Data in this exercise –
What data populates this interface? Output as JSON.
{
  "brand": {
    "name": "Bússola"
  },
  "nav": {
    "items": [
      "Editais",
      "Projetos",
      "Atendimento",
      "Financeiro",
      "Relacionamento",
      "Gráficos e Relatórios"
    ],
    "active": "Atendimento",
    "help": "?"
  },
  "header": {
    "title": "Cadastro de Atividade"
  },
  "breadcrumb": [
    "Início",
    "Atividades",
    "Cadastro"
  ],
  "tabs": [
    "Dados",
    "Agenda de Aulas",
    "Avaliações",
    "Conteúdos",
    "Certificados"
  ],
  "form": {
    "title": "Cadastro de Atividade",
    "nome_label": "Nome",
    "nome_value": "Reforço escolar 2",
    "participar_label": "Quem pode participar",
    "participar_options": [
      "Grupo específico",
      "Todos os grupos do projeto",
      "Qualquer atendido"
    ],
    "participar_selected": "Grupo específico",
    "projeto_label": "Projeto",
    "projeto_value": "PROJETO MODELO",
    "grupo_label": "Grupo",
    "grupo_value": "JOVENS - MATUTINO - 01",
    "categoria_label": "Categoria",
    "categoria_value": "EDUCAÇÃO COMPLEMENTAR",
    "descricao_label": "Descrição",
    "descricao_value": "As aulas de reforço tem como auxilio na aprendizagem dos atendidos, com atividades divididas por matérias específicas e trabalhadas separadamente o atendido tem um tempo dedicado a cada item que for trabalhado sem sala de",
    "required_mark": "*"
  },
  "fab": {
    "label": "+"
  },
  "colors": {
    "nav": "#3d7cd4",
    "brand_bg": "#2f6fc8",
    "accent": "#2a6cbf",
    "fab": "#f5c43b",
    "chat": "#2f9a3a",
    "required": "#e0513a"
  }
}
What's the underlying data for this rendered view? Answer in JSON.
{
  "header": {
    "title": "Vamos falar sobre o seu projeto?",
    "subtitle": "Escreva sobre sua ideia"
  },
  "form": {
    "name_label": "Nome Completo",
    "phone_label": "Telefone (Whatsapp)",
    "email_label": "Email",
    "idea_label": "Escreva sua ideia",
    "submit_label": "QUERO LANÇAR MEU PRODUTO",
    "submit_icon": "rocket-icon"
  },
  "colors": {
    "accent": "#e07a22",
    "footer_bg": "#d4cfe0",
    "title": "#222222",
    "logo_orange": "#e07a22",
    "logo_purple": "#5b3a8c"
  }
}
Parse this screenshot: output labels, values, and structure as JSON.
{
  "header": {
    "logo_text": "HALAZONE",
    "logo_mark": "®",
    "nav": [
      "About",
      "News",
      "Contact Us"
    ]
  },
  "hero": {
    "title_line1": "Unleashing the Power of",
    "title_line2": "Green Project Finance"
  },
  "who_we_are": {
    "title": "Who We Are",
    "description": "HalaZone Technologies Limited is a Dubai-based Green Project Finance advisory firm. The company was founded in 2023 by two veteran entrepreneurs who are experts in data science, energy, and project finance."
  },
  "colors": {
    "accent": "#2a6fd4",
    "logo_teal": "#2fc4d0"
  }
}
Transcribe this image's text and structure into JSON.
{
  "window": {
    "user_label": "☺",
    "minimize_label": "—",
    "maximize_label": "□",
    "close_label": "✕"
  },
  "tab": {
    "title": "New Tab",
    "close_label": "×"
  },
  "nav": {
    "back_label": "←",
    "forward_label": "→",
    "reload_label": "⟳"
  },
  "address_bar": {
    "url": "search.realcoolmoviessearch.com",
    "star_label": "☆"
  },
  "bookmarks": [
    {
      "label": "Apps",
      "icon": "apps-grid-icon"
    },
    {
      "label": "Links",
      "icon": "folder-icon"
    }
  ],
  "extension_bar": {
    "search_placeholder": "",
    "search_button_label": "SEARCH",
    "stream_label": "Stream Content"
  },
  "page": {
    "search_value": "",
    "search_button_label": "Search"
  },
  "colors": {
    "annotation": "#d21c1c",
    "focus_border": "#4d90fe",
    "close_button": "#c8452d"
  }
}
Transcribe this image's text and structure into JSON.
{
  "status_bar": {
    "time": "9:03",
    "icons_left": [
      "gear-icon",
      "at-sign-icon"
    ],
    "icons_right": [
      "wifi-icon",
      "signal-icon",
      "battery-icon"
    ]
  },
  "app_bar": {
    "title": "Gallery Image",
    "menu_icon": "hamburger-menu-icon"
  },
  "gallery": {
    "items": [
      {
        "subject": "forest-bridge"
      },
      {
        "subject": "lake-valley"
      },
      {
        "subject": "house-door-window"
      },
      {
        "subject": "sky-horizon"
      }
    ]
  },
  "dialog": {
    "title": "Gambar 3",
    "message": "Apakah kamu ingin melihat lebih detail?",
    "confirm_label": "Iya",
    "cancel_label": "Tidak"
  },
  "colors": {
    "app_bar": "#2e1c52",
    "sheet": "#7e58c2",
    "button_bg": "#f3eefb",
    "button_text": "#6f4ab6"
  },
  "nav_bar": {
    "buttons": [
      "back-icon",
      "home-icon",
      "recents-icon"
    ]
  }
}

Aim of the exercise – Take the material above and return all of it exactly.

The response –
What data populates this interface? Output as JSON.
{
  "brand": {
    "name": "Bússola"
  },
  "nav": {
    "items": [
      "Editais",
      "Projetos",
      "Atendimento",
      "Financeiro",
      "Relacionamento",
      "Gráficos e Relatórios"
    ],
    "active": "Atendimento",
    "help": "?"
  },
  "header": {
    "title": "Cadastro de Atividade"
  },
  "breadcrumb": [
    "Início",
    "Atividades",
    "Cadastro"
  ],
  "tabs": [
    "Dados",
    "Agenda de Aulas",
    "Avaliações",
    "Conteúdos",
    "Certificados"
  ],
  "form": {
    "title": "Cadastro de Atividade",
    "nome_label": "Nome",
    "nome_value": "Reforço escolar 2",
    "participar_label": "Quem pode participar",
    "participar_options": [
      "Grupo específico",
      "Todos os grupos do projeto",
      "Qualquer atendido"
    ],
    "participar_selected": "Grupo específico",
    "projeto_label": "Projeto",
    "projeto_value": "PROJETO MODELO",
    "grupo_label": "Grupo",
    "grupo_value": "JOVENS - MATUTINO - 01",
    "categoria_label": "Categoria",
    "categoria_value": "EDUCAÇÃO COMPLEMENTAR",
    "descricao_label": "Descrição",
    "descricao_value": "As aulas de reforço tem como auxilio na aprendizagem dos atendidos, com atividades divididas por matérias específicas e trabalhadas separadamente o atendido tem um tempo dedicado a cada item que for trabalhado sem sala de",
    "required_mark": "*"
  },
  "fab": {
    "label": "+"
  },
  "colors": {
    "nav": "#3d7cd4",
    "brand_bg": "#2f6fc8",
    "accent": "#2a6cbf",
    "fab": "#f5c43b",
    "chat": "#2f9a3a",
    "required": "#e0513a"
  }
}
What's the underlying data for this rendered view? Answer in JSON.
{
  "header": {
    "title": "Vamos falar sobre o seu projeto?",
    "subtitle": "Escreva sobre sua ideia"
  },
  "form": {
    "name_label": "Nome Completo",
    "phone_label": "Telefone (Whatsapp)",
    "email_label": "Email",
    "idea_label": "Escreva sua ideia",
    "submit_label": "QUERO LANÇAR MEU PRODUTO",
    "submit_icon": "rocket-icon"
  },
  "colors": {
    "accent": "#e07a22",
    "footer_bg": "#d4cfe0",
    "title": "#222222",
    "logo_orange": "#e07a22",
    "logo_purple": "#5b3a8c"
  }
}
Parse this screenshot: output labels, values, and structure as JSON.
{
  "header": {
    "logo_text": "HALAZONE",
    "logo_mark": "®",
    "nav": [
      "About",
      "News",
      "Contact Us"
    ]
  },
  "hero": {
    "title_line1": "Unleashing the Power of",
    "title_line2": "Green Project Finance"
  },
  "who_we_are": {
    "title": "Who We Are",
    "description": "HalaZone Technologies Limited is a Dubai-based Green Project Finance advisory firm. The company was founded in 2023 by two veteran entrepreneurs who are experts in data science, energy, and project finance."
  },
  "colors": {
    "accent": "#2a6fd4",
    "logo_teal": "#2fc4d0"
  }
}
Transcribe this image's text and structure into JSON.
{
  "window": {
    "user_label": "☺",
    "minimize_label": "—",
    "maximize_label": "□",
    "close_label": "✕"
  },
  "tab": {
    "title": "New Tab",
    "close_label": "×"
  },
  "nav": {
    "back_label": "←",
    "forward_label": "→",
    "reload_label": "⟳"
  },
  "address_bar": {
    "url": "search.realcoolmoviessearch.com",
    "star_label": "☆"
  },
  "bookmarks": [
    {
      "label": "Apps",
      "icon": "apps-grid-icon"
    },
    {
      "label": "Links",
      "icon": "folder-icon"
    }
  ],
  "extension_bar": {
    "search_placeholder": "",
    "search_button_label": "SEARCH",
    "stream_label": "Stream Content"
  },
  "page": {
    "search_value": "",
    "search_button_label": "Search"
  },
  "colors": {
    "annotation": "#d21c1c",
    "focus_border": "#4d90fe",
    "close_button": "#c8452d"
  }
}
Transcribe this image's text and structure into JSON.
{
  "status_bar": {
    "time": "9:03",
    "icons_left": [
      "gear-icon",
      "at-sign-icon"
    ],
    "icons_right": [
      "wifi-icon",
      "signal-icon",
      "battery-icon"
    ]
  },
  "app_bar": {
    "title": "Gallery Image",
    "menu_icon": "hamburger-menu-icon"
  },
  "gallery": {
    "items": [
      {
        "subject": "forest-bridge"
      },
      {
        "subject": "lake-valley"
      },
      {
        "subject": "house-door-window"
      },
      {
        "subject": "sky-horizon"
      }
    ]
  },
  "dialog": {
    "title": "Gambar 3",
    "message": "Apakah kamu ingin melihat lebih detail?",
    "confirm_label": "Iya",
    "cancel_label": "Tidak"
  },
  "colors": {
    "app_bar": "#2e1c52",
    "sheet": "#7e58c2",
    "button_bg": "#f3eefb",
    "button_text": "#6f4ab6"
  },
  "nav_bar": {
    "buttons": [
      "back-icon",
      "home-icon",
      "recents-icon"
    ]
  }
}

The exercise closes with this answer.